*The problem*: Send back the entries below exactly as they appear.

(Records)
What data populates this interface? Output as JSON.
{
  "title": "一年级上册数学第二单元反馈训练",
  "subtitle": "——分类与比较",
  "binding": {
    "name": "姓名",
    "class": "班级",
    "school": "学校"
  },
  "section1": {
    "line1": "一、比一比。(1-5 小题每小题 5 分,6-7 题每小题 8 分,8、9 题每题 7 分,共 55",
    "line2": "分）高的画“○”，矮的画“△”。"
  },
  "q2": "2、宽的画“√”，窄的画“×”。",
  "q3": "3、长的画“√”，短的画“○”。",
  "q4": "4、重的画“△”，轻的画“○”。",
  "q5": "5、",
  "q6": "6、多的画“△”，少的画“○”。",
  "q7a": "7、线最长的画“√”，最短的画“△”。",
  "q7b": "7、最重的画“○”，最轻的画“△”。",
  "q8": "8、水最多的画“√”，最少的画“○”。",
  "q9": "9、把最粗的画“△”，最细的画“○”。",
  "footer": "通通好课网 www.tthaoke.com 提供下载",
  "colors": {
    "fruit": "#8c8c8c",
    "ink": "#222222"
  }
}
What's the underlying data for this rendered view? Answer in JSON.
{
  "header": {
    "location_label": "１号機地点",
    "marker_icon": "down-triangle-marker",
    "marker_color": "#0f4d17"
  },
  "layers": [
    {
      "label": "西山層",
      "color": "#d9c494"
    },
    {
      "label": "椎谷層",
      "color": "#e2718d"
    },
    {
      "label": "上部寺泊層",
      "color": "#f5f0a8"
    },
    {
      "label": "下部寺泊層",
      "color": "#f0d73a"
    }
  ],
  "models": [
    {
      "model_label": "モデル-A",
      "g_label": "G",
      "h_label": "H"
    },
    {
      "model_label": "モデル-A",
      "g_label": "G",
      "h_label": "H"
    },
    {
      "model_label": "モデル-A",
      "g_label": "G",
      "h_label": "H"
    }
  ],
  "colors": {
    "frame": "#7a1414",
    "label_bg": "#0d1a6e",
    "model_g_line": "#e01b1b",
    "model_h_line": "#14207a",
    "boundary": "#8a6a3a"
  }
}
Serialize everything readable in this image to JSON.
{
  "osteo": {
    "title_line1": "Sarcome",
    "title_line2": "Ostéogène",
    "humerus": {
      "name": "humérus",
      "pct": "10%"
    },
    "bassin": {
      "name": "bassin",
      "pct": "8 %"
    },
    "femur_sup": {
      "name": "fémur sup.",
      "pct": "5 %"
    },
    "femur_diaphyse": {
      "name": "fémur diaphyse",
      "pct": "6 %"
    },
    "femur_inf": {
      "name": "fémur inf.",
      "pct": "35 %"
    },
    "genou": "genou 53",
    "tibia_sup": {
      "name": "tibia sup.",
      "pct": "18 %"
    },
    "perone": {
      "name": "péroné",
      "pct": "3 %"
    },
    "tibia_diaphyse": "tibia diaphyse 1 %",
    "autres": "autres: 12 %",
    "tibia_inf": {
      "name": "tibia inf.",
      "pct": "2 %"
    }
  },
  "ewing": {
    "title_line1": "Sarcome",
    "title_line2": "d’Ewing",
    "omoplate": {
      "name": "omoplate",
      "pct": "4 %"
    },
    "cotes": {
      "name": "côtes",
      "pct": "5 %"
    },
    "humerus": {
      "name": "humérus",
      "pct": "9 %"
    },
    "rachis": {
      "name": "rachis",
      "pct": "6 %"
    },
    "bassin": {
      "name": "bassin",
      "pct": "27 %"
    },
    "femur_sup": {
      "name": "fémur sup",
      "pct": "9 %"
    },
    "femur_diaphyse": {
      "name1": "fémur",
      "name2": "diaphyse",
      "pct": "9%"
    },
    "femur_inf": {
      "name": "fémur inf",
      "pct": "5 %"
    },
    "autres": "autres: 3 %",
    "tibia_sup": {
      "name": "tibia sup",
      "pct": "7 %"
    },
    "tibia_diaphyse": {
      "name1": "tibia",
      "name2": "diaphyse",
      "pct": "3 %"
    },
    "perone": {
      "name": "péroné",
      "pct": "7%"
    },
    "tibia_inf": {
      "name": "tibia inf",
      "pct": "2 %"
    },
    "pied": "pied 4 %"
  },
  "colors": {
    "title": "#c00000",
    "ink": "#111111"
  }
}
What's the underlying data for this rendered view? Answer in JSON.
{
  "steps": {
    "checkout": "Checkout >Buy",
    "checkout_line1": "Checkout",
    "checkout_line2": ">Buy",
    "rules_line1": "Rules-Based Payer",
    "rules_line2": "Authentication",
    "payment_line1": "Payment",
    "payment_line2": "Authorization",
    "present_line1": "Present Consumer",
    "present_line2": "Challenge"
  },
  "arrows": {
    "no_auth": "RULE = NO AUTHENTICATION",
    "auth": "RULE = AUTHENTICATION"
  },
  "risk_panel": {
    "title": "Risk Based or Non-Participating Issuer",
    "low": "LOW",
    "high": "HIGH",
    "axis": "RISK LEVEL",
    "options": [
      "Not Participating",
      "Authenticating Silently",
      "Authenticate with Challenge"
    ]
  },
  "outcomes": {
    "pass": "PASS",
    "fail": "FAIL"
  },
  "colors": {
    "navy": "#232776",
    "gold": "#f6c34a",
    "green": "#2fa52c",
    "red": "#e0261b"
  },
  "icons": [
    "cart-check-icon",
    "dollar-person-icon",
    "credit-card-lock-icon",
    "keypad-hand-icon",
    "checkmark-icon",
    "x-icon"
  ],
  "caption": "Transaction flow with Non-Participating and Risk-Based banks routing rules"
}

*Exercise solution*:
What data populates this interface? Output as JSON.
{
  "title": "一年级上册数学第二单元反馈训练",
  "subtitle": "——分类与比较",
  "binding": {
    "name": "姓名",
    "class": "班级",
    "school": "学校"
  },
  "section1": {
    "line1": "一、比一比。(1-5 小题每小题 5 分,6-7 题每小题 8 分,8、9 题每题 7 分,共 55",
    "line2": "分）高的画“○”，矮的画“△”。"
  },
  "q2": "2、宽的画“√”，窄的画“×”。",
  "q3": "3、长的画“√”，短的画“○”。",
  "q4": "4、重的画“△”，轻的画“○”。",
  "q5": "5、",
  "q6": "6、多的画“△”，少的画“○”。",
  "q7a": "7、线最长的画“√”，最短的画“△”。",
  "q7b": "7、最重的画“○”，最轻的画“△”。",
  "q8": "8、水最多的画“√”，最少的画“○”。",
  "q9": "9、把最粗的画“△”，最细的画“○”。",
  "footer": "通通好课网 www.tthaoke.com 提供下载",
  "colors": {
    "fruit": "#8c8c8c",
    "ink": "#222222"
  }
}
What's the underlying data for this rendered view? Answer in JSON.
{
  "header": {
    "location_label": "１号機地点",
    "marker_icon": "down-triangle-marker",
    "marker_color": "#0f4d17"
  },
  "layers": [
    {
      "label": "西山層",
      "color": "#d9c494"
    },
    {
      "label": "椎谷層",
      "color": "#e2718d"
    },
    {
      "label": "上部寺泊層",
      "color": "#f5f0a8"
    },
    {
      "label": "下部寺泊層",
      "color": "#f0d73a"
    }
  ],
  "models": [
    {
      "model_label": "モデル-A",
      "g_label": "G",
      "h_label": "H"
    },
    {
      "model_label": "モデル-A",
      "g_label": "G",
      "h_label": "H"
    },
    {
      "model_label": "モデル-A",
      "g_label": "G",
      "h_label": "H"
    }
  ],
  "colors": {
    "frame": "#7a1414",
    "label_bg": "#0d1a6e",
    "model_g_line": "#e01b1b",
    "model_h_line": "#14207a",
    "boundary": "#8a6a3a"
  }
}
Serialize everything readable in this image to JSON.
{
  "osteo": {
    "title_line1": "Sarcome",
    "title_line2": "Ostéogène",
    "humerus": {
      "name": "humérus",
      "pct": "10%"
    },
    "bassin": {
      "name": "bassin",
      "pct": "8 %"
    },
    "femur_sup": {
      "name": "fémur sup.",
      "pct": "5 %"
    },
    "femur_diaphyse": {
      "name": "fémur diaphyse",
      "pct": "6 %"
    },
    "femur_inf": {
      "name": "fémur inf.",
      "pct": "35 %"
    },
    "genou": "genou 53",
    "tibia_sup": {
      "name": "tibia sup.",
      "pct": "18 %"
    },
    "perone": {
      "name": "péroné",
      "pct": "3 %"
    },
    "tibia_diaphyse": "tibia diaphyse 1 %",
    "autres": "autres: 12 %",
    "tibia_inf": {
      "name": "tibia inf.",
      "pct": "2 %"
    }
  },
  "ewing": {
    "title_line1": "Sarcome",
    "title_line2": "d’Ewing",
    "omoplate": {
      "name": "omoplate",
      "pct": "4 %"
    },
    "cotes": {
      "name": "côtes",
      "pct": "5 %"
    },
    "humerus": {
      "name": "humérus",
      "pct": "9 %"
    },
    "rachis": {
      "name": "rachis",
      "pct": "6 %"
    },
    "bassin": {
      "name": "bassin",
      "pct": "27 %"
    },
    "femur_sup": {
      "name": "fémur sup",
      "pct": "9 %"
    },
    "femur_diaphyse": {
      "name1": "fémur",
      "name2": "diaphyse",
      "pct": "9%"
    },
    "femur_inf": {
      "name": "fémur inf",
      "pct": "5 %"
    },
    "autres": "autres: 3 %",
    "tibia_sup": {
      "name": "tibia sup",
      "pct": "7 %"
    },
    "tibia_diaphyse": {
      "name1": "tibia",
      "name2": "diaphyse",
      "pct": "3 %"
    },
    "perone": {
      "name": "péroné",
      "pct": "7%"
    },
    "tibia_inf": {
      "name": "tibia inf",
      "pct": "2 %"
    },
    "pied": "pied 4 %"
  },
  "colors": {
    "title": "#c00000",
    "ink": "#111111"
  }
}
What's the underlying data for this rendered view? Answer in JSON.
{
  "steps": {
    "checkout": "Checkout >Buy",
    "checkout_line1": "Checkout",
    "checkout_line2": ">Buy",
    "rules_line1": "Rules-Based Payer",
    "rules_line2": "Authentication",
    "payment_line1": "Payment",
    "payment_line2": "Authorization",
    "present_line1": "Present Consumer",
    "present_line2": "Challenge"
  },
  "arrows": {
    "no_auth": "RULE = NO AUTHENTICATION",
    "auth": "RULE = AUTHENTICATION"
  },
  "risk_panel": {
    "title": "Risk Based or Non-Participating Issuer",
    "low": "LOW",
    "high": "HIGH",
    "axis": "RISK LEVEL",
    "options": [
      "Not Participating",
      "Authenticating Silently",
      "Authenticate with Challenge"
    ]
  },
  "outcomes": {
    "pass": "PASS",
    "fail": "FAIL"
  },
  "colors": {
    "navy": "#232776",
    "gold": "#f6c34a",
    "green": "#2fa52c",
    "red": "#e0261b"
  },
  "icons": [
    "cart-check-icon",
    "dollar-person-icon",
    "credit-card-lock-icon",
    "keypad-hand-icon",
    "checkmark-icon",
    "x-icon"
  ],
  "caption": "Transaction flow with Non-Participating and Risk-Based banks routing rules"
}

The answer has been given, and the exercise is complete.